Data records
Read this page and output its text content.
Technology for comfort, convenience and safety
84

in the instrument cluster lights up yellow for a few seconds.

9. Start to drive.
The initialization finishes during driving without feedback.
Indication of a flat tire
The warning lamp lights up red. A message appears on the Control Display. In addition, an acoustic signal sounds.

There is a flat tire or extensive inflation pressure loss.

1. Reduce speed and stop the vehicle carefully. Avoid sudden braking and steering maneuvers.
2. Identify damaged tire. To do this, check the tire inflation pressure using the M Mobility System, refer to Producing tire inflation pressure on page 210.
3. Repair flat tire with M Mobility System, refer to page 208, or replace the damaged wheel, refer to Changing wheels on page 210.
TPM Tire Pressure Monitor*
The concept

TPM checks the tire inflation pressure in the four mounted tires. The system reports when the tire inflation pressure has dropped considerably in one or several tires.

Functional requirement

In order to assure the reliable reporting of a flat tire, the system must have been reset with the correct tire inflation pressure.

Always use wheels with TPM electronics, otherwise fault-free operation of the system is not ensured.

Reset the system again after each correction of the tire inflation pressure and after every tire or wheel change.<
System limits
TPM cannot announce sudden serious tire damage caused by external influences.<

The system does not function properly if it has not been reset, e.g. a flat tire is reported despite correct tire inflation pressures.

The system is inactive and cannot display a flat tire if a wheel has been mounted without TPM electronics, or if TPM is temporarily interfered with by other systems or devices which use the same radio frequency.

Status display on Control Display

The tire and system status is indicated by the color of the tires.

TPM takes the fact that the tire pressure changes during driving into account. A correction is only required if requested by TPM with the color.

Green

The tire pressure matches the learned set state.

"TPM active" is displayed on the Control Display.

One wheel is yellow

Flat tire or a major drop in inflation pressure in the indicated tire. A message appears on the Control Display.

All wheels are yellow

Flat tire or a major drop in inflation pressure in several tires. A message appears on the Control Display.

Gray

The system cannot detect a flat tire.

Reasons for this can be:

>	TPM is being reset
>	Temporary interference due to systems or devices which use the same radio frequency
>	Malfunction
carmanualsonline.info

§ Stated problem:
Your task is to quote the listing above word for word.

§ Complete answer:
Read this page and output its text content.
Technology for comfort, convenience and safety
84

in the instrument cluster lights up yellow for a few seconds.

9. Start to drive.
The initialization finishes during driving without feedback.
Indication of a flat tire
The warning lamp lights up red. A message appears on the Control Display. In addition, an acoustic signal sounds.

There is a flat tire or extensive inflation pressure loss.

1. Reduce speed and stop the vehicle carefully. Avoid sudden braking and steering maneuvers.
2. Identify damaged tire. To do this, check the tire inflation pressure using the M Mobility System, refer to Producing tire inflation pressure on page 210.
3. Repair flat tire with M Mobility System, refer to page 208, or replace the damaged wheel, refer to Changing wheels on page 210.
TPM Tire Pressure Monitor*
The concept

TPM checks the tire inflation pressure in the four mounted tires. The system reports when the tire inflation pressure has dropped considerably in one or several tires.

Functional requirement

In order to assure the reliable reporting of a flat tire, the system must have been reset with the correct tire inflation pressure.

Always use wheels with TPM electronics, otherwise fault-free operation of the system is not ensured.

Reset the system again after each correction of the tire inflation pressure and after every tire or wheel change.<
System limits
TPM cannot announce sudden serious tire damage caused by external influences.<

The system does not function properly if it has not been reset, e.g. a flat tire is reported despite correct tire inflation pressures.

The system is inactive and cannot display a flat tire if a wheel has been mounted without TPM electronics, or if TPM is temporarily interfered with by other systems or devices which use the same radio frequency.

Status display on Control Display

The tire and system status is indicated by the color of the tires.

TPM takes the fact that the tire pressure changes during driving into account. A correction is only required if requested by TPM with the color.

Green

The tire pressure matches the learned set state.

"TPM active" is displayed on the Control Display.

One wheel is yellow

Flat tire or a major drop in inflation pressure in the indicated tire. A message appears on the Control Display.

All wheels are yellow

Flat tire or a major drop in inflation pressure in several tires. A message appears on the Control Display.

Gray

The system cannot detect a flat tire.

Reasons for this can be:

>	TPM is being reset
>	Temporary interference due to systems or devices which use the same radio frequency
>	Malfunction
carmanualsonline.info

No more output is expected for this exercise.